[Saved entries]
※

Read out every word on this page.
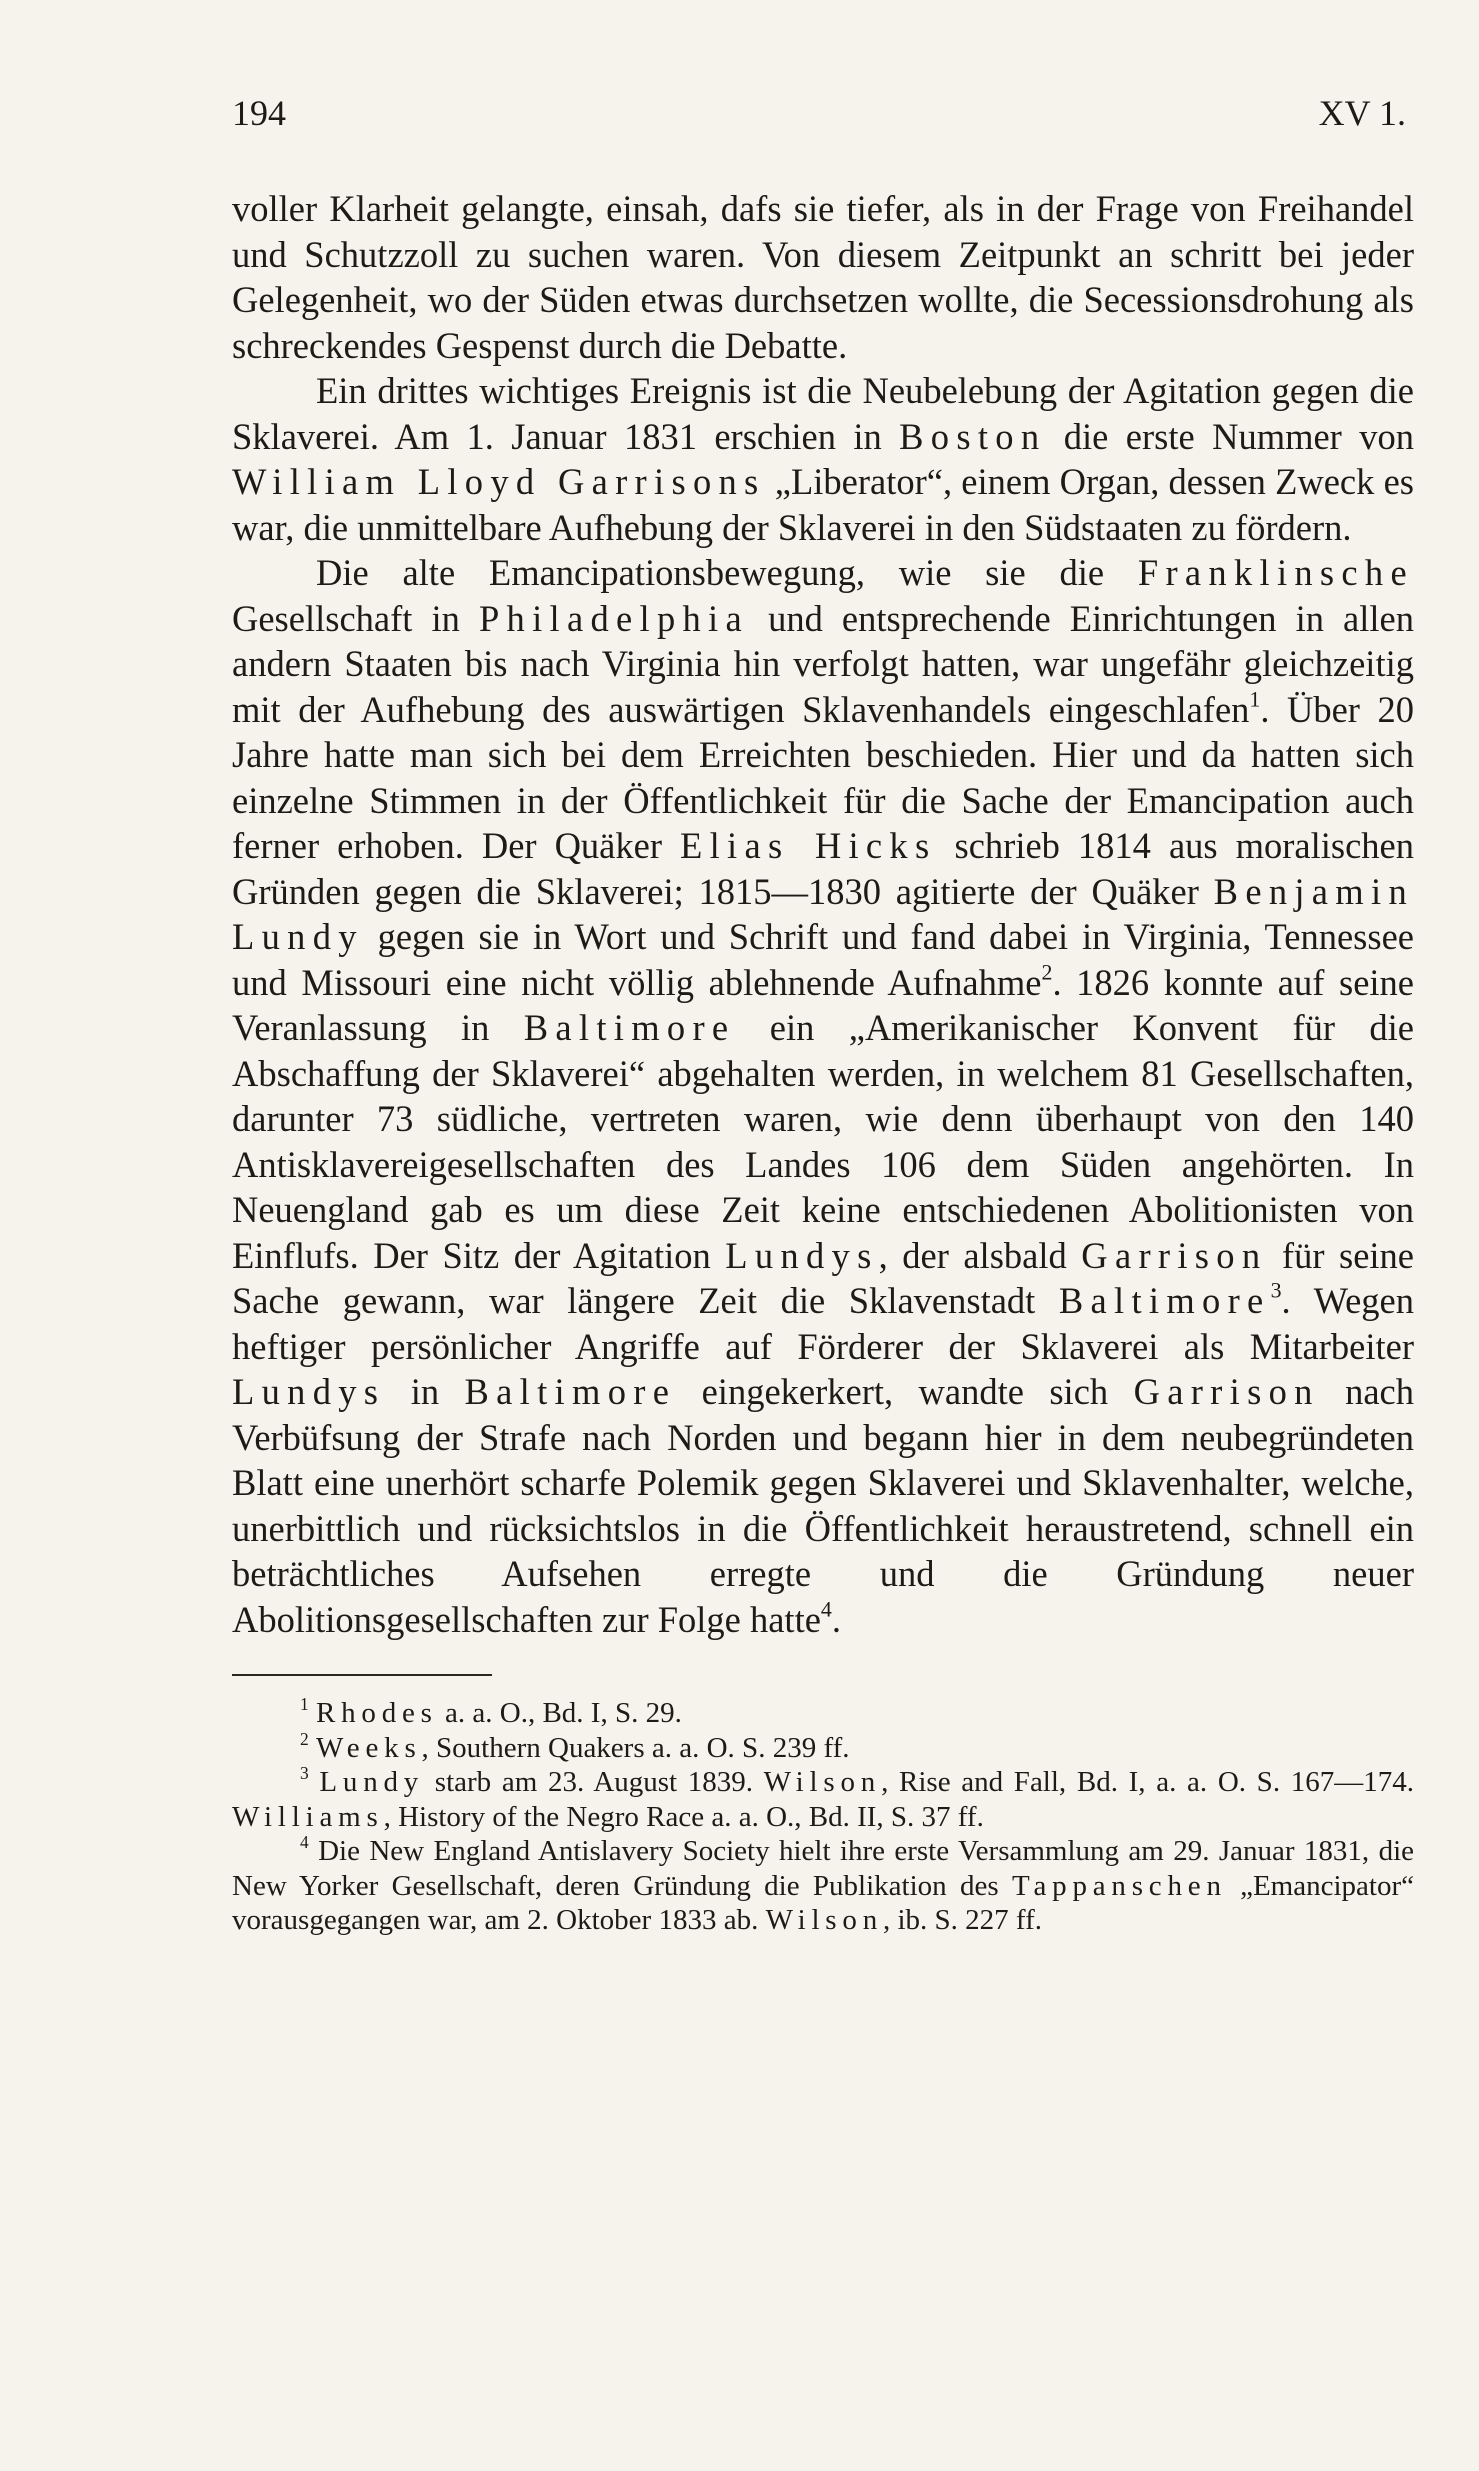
194	XV 1.

voller Klarheit gelangte, einsah, dafs sie tiefer, als in der Frage von Freihandel und Schutzzoll zu suchen waren. Von diesem Zeitpunkt an schritt bei jeder Gelegenheit, wo der Süden etwas durchsetzen wollte, die Secessionsdrohung als schreckendes Gespenst durch die Debatte.

Ein drittes wichtiges Ereignis ist die Neubelebung der Agitation gegen die Sklaverei. Am 1. Januar 1831 erschien in Boston die erste Nummer von William Lloyd Garrisons „Liberator“, einem Organ, dessen Zweck es war, die unmittelbare Aufhebung der Sklaverei in den Südstaaten zu fördern.

Die alte Emancipationsbewegung, wie sie die Franklinsche Gesellschaft in Philadelphia und entsprechende Einrichtungen in allen andern Staaten bis nach Virginia hin verfolgt hatten, war ungefähr gleichzeitig mit der Aufhebung des auswärtigen Sklavenhandels eingeschlafen$^1$. Über 20 Jahre hatte man sich bei dem Erreichten beschieden. Hier und da hatten sich einzelne Stimmen in der Öffentlichkeit für die Sache der Emancipation auch ferner erhoben. Der Quäker Elias Hicks schrieb 1814 aus moralischen Gründen gegen die Sklaverei; 1815—1830 agitierte der Quäker Benjamin Lundy gegen sie in Wort und Schrift und fand dabei in Virginia, Tennessee und Missouri eine nicht völlig ablehnende Aufnahme$^2$. 1826 konnte auf seine Veranlassung in Baltimore ein „Amerikanischer Konvent für die Abschaffung der Sklaverei“ abgehalten werden, in welchem 81 Gesellschaften, darunter 73 südliche, vertreten waren, wie denn überhaupt von den 140 Antisklavereigesellschaften des Landes 106 dem Süden angehörten. In Neuengland gab es um diese Zeit keine entschiedenen Abolitionisten von Einflufs. Der Sitz der Agitation Lundys, der alsbald Garrison für seine Sache gewann, war längere Zeit die Sklavenstadt Baltimore$^3$. Wegen heftiger persönlicher Angriffe auf Förderer der Sklaverei als Mitarbeiter Lundys in Baltimore eingekerkert, wandte sich Garrison nach Verbüfsung der Strafe nach Norden und begann hier in dem neubegründeten Blatt eine unerhört scharfe Polemik gegen Sklaverei und Sklavenhalter, welche, unerbittlich und rücksichtslos in die Öffentlichkeit heraustretend, schnell ein beträchtliches Aufsehen erregte und die Gründung neuer Abolitionsgesellschaften zur Folge hatte$^4$.

$^1$ Rhodes a. a. O., Bd. I, S. 29.

$^2$ Weeks, Southern Quakers a. a. O. S. 239 ff.

$^3$ Lundy starb am 23. August 1839. Wilson, Rise and Fall, Bd. I, a. a. O. S. 167—174. Williams, History of the Negro Race a. a. O., Bd. II, S. 37 ff.

$^4$ Die New England Antislavery Society hielt ihre erste Versammlung am 29. Januar 1831, die New Yorker Gesellschaft, deren Gründung die Publikation des Tappanschen „Emancipator“ vorausgegangen war, am 2. Oktober 1833 ab. Wilson, ib. S. 227 ff.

※

## To do
Write out the whole listing again, exactly, with no pictures.

## Complete answer
Read out every word on this page.
194	XV 1.

voller Klarheit gelangte, einsah, dafs sie tiefer, als in der Frage von Freihandel und Schutzzoll zu suchen waren. Von diesem Zeitpunkt an schritt bei jeder Gelegenheit, wo der Süden etwas durchsetzen wollte, die Secessionsdrohung als schreckendes Gespenst durch die Debatte.

Ein drittes wichtiges Ereignis ist die Neubelebung der Agitation gegen die Sklaverei. Am 1. Januar 1831 erschien in Boston die erste Nummer von William Lloyd Garrisons „Liberator“, einem Organ, dessen Zweck es war, die unmittelbare Aufhebung der Sklaverei in den Südstaaten zu fördern.

Die alte Emancipationsbewegung, wie sie die Franklinsche Gesellschaft in Philadelphia und entsprechende Einrichtungen in allen andern Staaten bis nach Virginia hin verfolgt hatten, war ungefähr gleichzeitig mit der Aufhebung des auswärtigen Sklavenhandels eingeschlafen$^1$. Über 20 Jahre hatte man sich bei dem Erreichten beschieden. Hier und da hatten sich einzelne Stimmen in der Öffentlichkeit für die Sache der Emancipation auch ferner erhoben. Der Quäker Elias Hicks schrieb 1814 aus moralischen Gründen gegen die Sklaverei; 1815—1830 agitierte der Quäker Benjamin Lundy gegen sie in Wort und Schrift und fand dabei in Virginia, Tennessee und Missouri eine nicht völlig ablehnende Aufnahme$^2$. 1826 konnte auf seine Veranlassung in Baltimore ein „Amerikanischer Konvent für die Abschaffung der Sklaverei“ abgehalten werden, in welchem 81 Gesellschaften, darunter 73 südliche, vertreten waren, wie denn überhaupt von den 140 Antisklavereigesellschaften des Landes 106 dem Süden angehörten. In Neuengland gab es um diese Zeit keine entschiedenen Abolitionisten von Einflufs. Der Sitz der Agitation Lundys, der alsbald Garrison für seine Sache gewann, war längere Zeit die Sklavenstadt Baltimore$^3$. Wegen heftiger persönlicher Angriffe auf Förderer der Sklaverei als Mitarbeiter Lundys in Baltimore eingekerkert, wandte sich Garrison nach Verbüfsung der Strafe nach Norden und begann hier in dem neubegründeten Blatt eine unerhört scharfe Polemik gegen Sklaverei und Sklavenhalter, welche, unerbittlich und rücksichtslos in die Öffentlichkeit heraustretend, schnell ein beträchtliches Aufsehen erregte und die Gründung neuer Abolitionsgesellschaften zur Folge hatte$^4$.

$^1$ Rhodes a. a. O., Bd. I, S. 29.

$^2$ Weeks, Southern Quakers a. a. O. S. 239 ff.

$^3$ Lundy starb am 23. August 1839. Wilson, Rise and Fall, Bd. I, a. a. O. S. 167—174. Williams, History of the Negro Race a. a. O., Bd. II, S. 37 ff.

$^4$ Die New England Antislavery Society hielt ihre erste Versammlung am 29. Januar 1831, die New Yorker Gesellschaft, deren Gründung die Publikation des Tappanschen „Emancipator“ vorausgegangen war, am 2. Oktober 1833 ab. Wilson, ib. S. 227 ff.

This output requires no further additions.